> Provided records:
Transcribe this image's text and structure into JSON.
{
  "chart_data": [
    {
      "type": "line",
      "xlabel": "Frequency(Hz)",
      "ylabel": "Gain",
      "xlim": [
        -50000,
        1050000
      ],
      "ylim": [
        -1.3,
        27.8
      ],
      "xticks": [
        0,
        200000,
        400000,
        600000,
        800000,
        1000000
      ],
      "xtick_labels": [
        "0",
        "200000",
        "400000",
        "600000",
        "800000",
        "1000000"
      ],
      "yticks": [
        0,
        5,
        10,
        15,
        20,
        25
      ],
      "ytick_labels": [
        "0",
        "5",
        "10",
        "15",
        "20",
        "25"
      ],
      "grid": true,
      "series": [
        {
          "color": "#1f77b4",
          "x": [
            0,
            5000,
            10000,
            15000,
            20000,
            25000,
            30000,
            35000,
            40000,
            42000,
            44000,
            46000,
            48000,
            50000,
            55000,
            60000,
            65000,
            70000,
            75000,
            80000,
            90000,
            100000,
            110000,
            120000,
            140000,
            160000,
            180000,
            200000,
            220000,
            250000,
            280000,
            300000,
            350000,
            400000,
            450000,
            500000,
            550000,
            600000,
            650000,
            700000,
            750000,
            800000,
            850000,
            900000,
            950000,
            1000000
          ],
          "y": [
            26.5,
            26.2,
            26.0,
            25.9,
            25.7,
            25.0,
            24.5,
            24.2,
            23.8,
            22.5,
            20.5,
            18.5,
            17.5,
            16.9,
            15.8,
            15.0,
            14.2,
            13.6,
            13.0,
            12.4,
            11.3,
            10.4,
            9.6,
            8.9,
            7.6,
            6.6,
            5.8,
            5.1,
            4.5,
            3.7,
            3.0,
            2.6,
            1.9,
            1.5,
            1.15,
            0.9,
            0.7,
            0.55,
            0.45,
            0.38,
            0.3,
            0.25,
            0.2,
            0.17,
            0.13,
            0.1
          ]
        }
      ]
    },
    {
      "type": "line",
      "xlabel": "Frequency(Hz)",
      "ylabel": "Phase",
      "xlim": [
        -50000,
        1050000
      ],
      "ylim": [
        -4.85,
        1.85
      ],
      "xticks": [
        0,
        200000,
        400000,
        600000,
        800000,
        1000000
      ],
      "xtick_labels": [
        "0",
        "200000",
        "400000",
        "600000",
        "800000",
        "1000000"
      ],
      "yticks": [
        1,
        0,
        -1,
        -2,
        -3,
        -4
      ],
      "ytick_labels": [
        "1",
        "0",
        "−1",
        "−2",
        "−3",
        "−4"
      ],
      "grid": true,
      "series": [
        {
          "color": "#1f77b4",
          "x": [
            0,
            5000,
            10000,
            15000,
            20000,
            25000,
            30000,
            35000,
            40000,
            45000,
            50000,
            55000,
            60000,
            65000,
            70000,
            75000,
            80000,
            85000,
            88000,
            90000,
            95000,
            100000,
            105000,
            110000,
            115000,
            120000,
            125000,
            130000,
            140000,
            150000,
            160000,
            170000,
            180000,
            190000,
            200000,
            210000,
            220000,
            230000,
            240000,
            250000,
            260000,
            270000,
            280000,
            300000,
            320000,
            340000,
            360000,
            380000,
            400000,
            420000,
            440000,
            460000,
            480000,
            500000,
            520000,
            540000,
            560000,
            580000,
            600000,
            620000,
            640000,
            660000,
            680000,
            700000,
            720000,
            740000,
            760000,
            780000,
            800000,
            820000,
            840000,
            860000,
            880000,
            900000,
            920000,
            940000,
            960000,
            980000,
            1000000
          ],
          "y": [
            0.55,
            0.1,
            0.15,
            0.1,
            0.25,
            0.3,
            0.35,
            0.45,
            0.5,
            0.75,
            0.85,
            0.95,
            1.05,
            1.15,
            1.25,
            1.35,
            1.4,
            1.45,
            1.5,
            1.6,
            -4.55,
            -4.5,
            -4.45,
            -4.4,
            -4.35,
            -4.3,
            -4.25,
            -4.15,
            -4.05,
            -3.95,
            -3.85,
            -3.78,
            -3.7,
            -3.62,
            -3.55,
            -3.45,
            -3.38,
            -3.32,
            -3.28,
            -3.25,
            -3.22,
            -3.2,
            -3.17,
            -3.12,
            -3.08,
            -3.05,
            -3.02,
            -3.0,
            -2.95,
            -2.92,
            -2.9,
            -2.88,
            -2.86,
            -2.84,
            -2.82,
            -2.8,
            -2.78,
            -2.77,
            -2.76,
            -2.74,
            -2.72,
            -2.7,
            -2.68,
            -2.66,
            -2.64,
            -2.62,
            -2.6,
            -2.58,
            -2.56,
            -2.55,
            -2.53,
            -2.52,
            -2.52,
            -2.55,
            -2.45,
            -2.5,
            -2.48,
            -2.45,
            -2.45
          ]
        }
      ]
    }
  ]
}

> What the task asks: Exactly reproduce every record.

> Finished exercise:
Transcribe this image's text and structure into JSON.
{
  "chart_data": [
    {
      "type": "line",
      "xlabel": "Frequency(Hz)",
      "ylabel": "Gain",
      "xlim": [
        -50000,
        1050000
      ],
      "ylim": [
        -1.3,
        27.8
      ],
      "xticks": [
        0,
        200000,
        400000,
        600000,
        800000,
        1000000
      ],
      "xtick_labels": [
        "0",
        "200000",
        "400000",
        "600000",
        "800000",
        "1000000"
      ],
      "yticks": [
        0,
        5,
        10,
        15,
        20,
        25
      ],
      "ytick_labels": [
        "0",
        "5",
        "10",
        "15",
        "20",
        "25"
      ],
      "grid": true,
      "series": [
        {
          "color": "#1f77b4",
          "x": [
            0,
            5000,
            10000,
            15000,
            20000,
            25000,
            30000,
            35000,
            40000,
            42000,
            44000,
            46000,
            48000,
            50000,
            55000,
            60000,
            65000,
            70000,
            75000,
            80000,
            90000,
            100000,
            110000,
            120000,
            140000,
            160000,
            180000,
            200000,
            220000,
            250000,
            280000,
            300000,
            350000,
            400000,
            450000,
            500000,
            550000,
            600000,
            650000,
            700000,
            750000,
            800000,
            850000,
            900000,
            950000,
            1000000
          ],
          "y": [
            26.5,
            26.2,
            26.0,
            25.9,
            25.7,
            25.0,
            24.5,
            24.2,
            23.8,
            22.5,
            20.5,
            18.5,
            17.5,
            16.9,
            15.8,
            15.0,
            14.2,
            13.6,
            13.0,
            12.4,
            11.3,
            10.4,
            9.6,
            8.9,
            7.6,
            6.6,
            5.8,
            5.1,
            4.5,
            3.7,
            3.0,
            2.6,
            1.9,
            1.5,
            1.15,
            0.9,
            0.7,
            0.55,
            0.45,
            0.38,
            0.3,
            0.25,
            0.2,
            0.17,
            0.13,
            0.1
          ]
        }
      ]
    },
    {
      "type": "line",
      "xlabel": "Frequency(Hz)",
      "ylabel": "Phase",
      "xlim": [
        -50000,
        1050000
      ],
      "ylim": [
        -4.85,
        1.85
      ],
      "xticks": [
        0,
        200000,
        400000,
        600000,
        800000,
        1000000
      ],
      "xtick_labels": [
        "0",
        "200000",
        "400000",
        "600000",
        "800000",
        "1000000"
      ],
      "yticks": [
        1,
        0,
        -1,
        -2,
        -3,
        -4
      ],
      "ytick_labels": [
        "1",
        "0",
        "−1",
        "−2",
        "−3",
        "−4"
      ],
      "grid": true,
      "series": [
        {
          "color": "#1f77b4",
          "x": [
            0,
            5000,
            10000,
            15000,
            20000,
            25000,
            30000,
            35000,
            40000,
            45000,
            50000,
            55000,
            60000,
            65000,
            70000,
            75000,
            80000,
            85000,
            88000,
            90000,
            95000,
            100000,
            105000,
            110000,
            115000,
            120000,
            125000,
            130000,
            140000,
            150000,
            160000,
            170000,
            180000,
            190000,
            200000,
            210000,
            220000,
            230000,
            240000,
            250000,
            260000,
            270000,
            280000,
            300000,
            320000,
            340000,
            360000,
            380000,
            400000,
            420000,
            440000,
            460000,
            480000,
            500000,
            520000,
            540000,
            560000,
            580000,
            600000,
            620000,
            640000,
            660000,
            680000,
            700000,
            720000,
            740000,
            760000,
            780000,
            800000,
            820000,
            840000,
            860000,
            880000,
            900000,
            920000,
            940000,
            960000,
            980000,
            1000000
          ],
          "y": [
            0.55,
            0.1,
            0.15,
            0.1,
            0.25,
            0.3,
            0.35,
            0.45,
            0.5,
            0.75,
            0.85,
            0.95,
            1.05,
            1.15,
            1.25,
            1.35,
            1.4,
            1.45,
            1.5,
            1.6,
            -4.55,
            -4.5,
            -4.45,
            -4.4,
            -4.35,
            -4.3,
            -4.25,
            -4.15,
            -4.05,
            -3.95,
            -3.85,
            -3.78,
            -3.7,
            -3.62,
            -3.55,
            -3.45,
            -3.38,
            -3.32,
            -3.28,
            -3.25,
            -3.22,
            -3.2,
            -3.17,
            -3.12,
            -3.08,
            -3.05,
            -3.02,
            -3.0,
            -2.95,
            -2.92,
            -2.9,
            -2.88,
            -2.86,
            -2.84,
            -2.82,
            -2.8,
            -2.78,
            -2.77,
            -2.76,
            -2.74,
            -2.72,
            -2.7,
            -2.68,
            -2.66,
            -2.64,
            -2.62,
            -2.6,
            -2.58,
            -2.56,
            -2.55,
            -2.53,
            -2.52,
            -2.52,
            -2.55,
            -2.45,
            -2.5,
            -2.48,
            -2.45,
            -2.45
          ]
        }
      ]
    }
  ]
}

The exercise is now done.